### PAGE TEXT ###

Monday, December 03, 2012


A Pretty Piece of Paganism

B.R. Haydon, letter to Mary Russell Mitford (February 12, 1824), in Stanley Jones, "B.R. Haydon on Some Contemporaries: A New Letter," The Review of English Studies, New Series, Vol. 26, No. 102 (May, 1975) 183-189 (at 189):
When poor Keats repeated his exquisite ode to Pan to Wordsworth in that low chaunting tone, which was so musical and poetical (though he was a bad reciter) 'a very pretty piece of paganism' said Wordsworth in his dry envious satyr manner!
B.R. Haydon, letter to Edward Moxon (November 29, 1845):
When Wordsworth came to Town, I brought Keats to him, by his Wordsworths desire—Keats expressed to me as we walked to Queen Anne St East where Mr Monkhouse Lodged, the greatest, the purest, the most unalloyed pleasure at the prospect. Wordsworth received him kindly, & after a few minutes, Wordsworth asked him what he had been lately doing, I said he has just finished an exquisite ode to Pan—and as he had not a copy I begged Keats to repeat it—which he did in his usual half chant, (most touching) walking up & down the room—when he had done I felt really, as if I had heard a young Apollo—Wordsworth drily said 'a Very pretty piece of Paganism'—This was unfeeling, & unworthy of his high Genius to a young Worshipper like Keats—& Keats felt it deeply—so that if Keats has said anything severe about our Friend; it was because he was wounded—and though he dined with Wordsworth after at my table—he never forgave him.

It was nonsense of Wordsworth to take it as a bit of Paganism for the Time, the Poet ought to have been a Pagan for the time—and if Wordsworth's puling Christian feelings were annoyed—it was ill-bred to hurt a youth, at such moment when he actually trembled, like the String of a Lyre, when it has been touched.
Richard Monckton Milnes, Life, Letters, and Literary Remains, of John Keats (London: Edward Moxon, 1848), I, 86-87:
Keats was perhaps unconsciously swayed in his estimate of Wordsworth at this moment, by an incident which had occurred at Mr. Haydon's. The young Poet had been induced to repeat to the elder the fine "Hymn to Pan," out of "Endymion," which Shelley, who did not much like the poem, used to speak of as affording the "surest promise of ultimate excellence:" Wordsworth only remarked, "it was a pretty piece of Paganism." The mature and philosophic genius, penetrated with Christian associations, probably intended some slight rebuke to his youthful compeer, whom he saw absorbed in an order of ideas, that to him appeared merely sensuous, and would have desired that the bright traits of Greek mythology should be sobered down by a graver faith, as in his own "Dion" and "Laodamia;" but, assuredly, the phrase could not have been meant contemptuously, as Keats took it, and was far more annoyed at it than at pages of "Quarterly" abuse, or "Blackwood's" ridicule.

### MATERIAL ###

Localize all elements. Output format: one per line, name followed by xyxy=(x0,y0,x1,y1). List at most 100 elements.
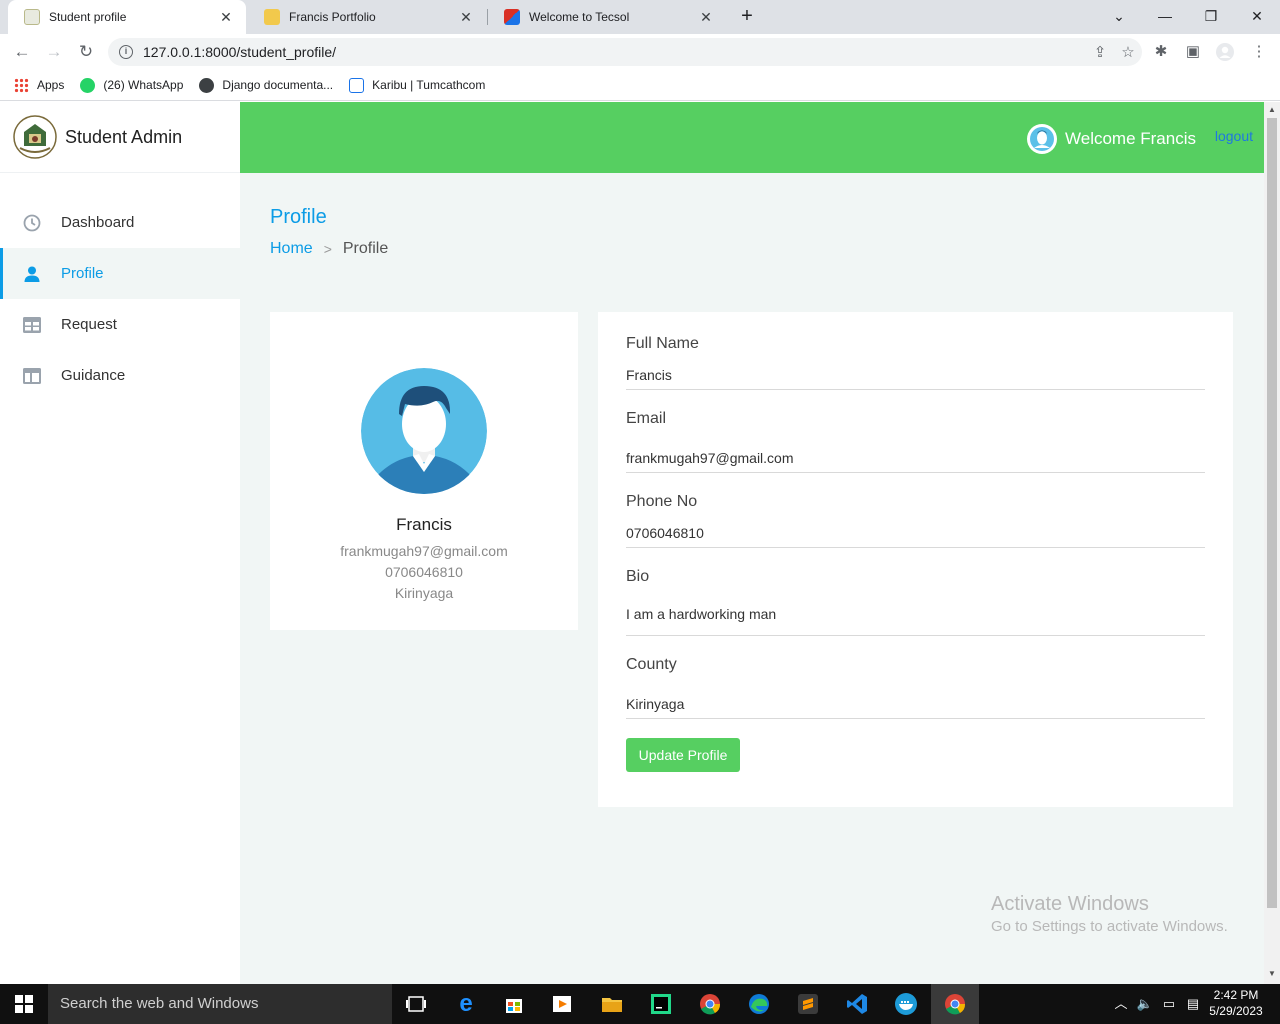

###

◆ WRITTEN TASKS
1. In the text on Keats and Wordsworth, what street does Haydon's 1845 letter say Mr Monkhouse lodged on?
2. From the text on Keats and Wordsworth, quote the part that opens with the words containing "Monday, December 03, 2012" and closes with "envious satyr manner!".
3. Write what comes next in the text on Keats and Wordsworth, starting after its final sentence.

◆ ANSWERS FOR THE TASKS
1. Queen Anne St East

2.
Monday, December 03, 2012


A Pretty Piece of Paganism

B.R. Haydon, letter to Mary Russell Mitford (February 12, 1824), in Stanley Jones, "B.R. Haydon on Some Contemporaries: A New Letter," The Review of English Studies, New Series, Vol. 26, No. 102 (May, 1975) 183-189 (at 189):
When poor Keats repeated his exquisite ode to Pan to Wordsworth in that low chaunting tone, which was so musical and poetical (though he was a bad reciter) 'a very pretty piece of paganism' said Wordsworth in his dry envious satyr manner!

3.
John Keats, Endymion I.232-306:
O thou, whose mighty palace roof doth hang
From jagged trunks, and overshadoweth
Eternal whispers, glooms, the birth, life, death
Of unseen flowers in heavy peacefulness;        235
Who lov'st to see the hamadryads dress
Their ruffled locks where meeting hazels darken;
And through whole solemn hours dost sit, and hearken
The dreary melody of bedded reeds—
In desolate places, where dank moisture breeds        240
The pipy hemlock to strange overgrowth;
Bethinking thee, how melancholy loth
Thou wast to lose fair Syrinx—do thou now,
By thy love's milky brow!
By all the trembling mazes that she ran,        245
Hear us, great Pan!

O thou, for whose soul-soothing quiet, turtles
Passion their voices cooingly 'mong myrtles,
What time thou wanderest at eventide
Through sunny meadows, that outskirt the side        250
Of thine enmossed realms: O thou, to whom
Broad leaved fig trees even now foredoom
Their ripen'd fruitage; yellow girted bees
Their golden honeycombs; our village leas
Their fairest blossom'd beans and poppied corn;        255
The chuckling linnet its five young unborn,
To sing for thee; low creeping strawberries
Their summer coolness; pent up butterflies
Their freckled wings; yea, the fresh budding year
All its completions—be quickly near,        260
By every wind that nods the mountain pine,
O forester divine!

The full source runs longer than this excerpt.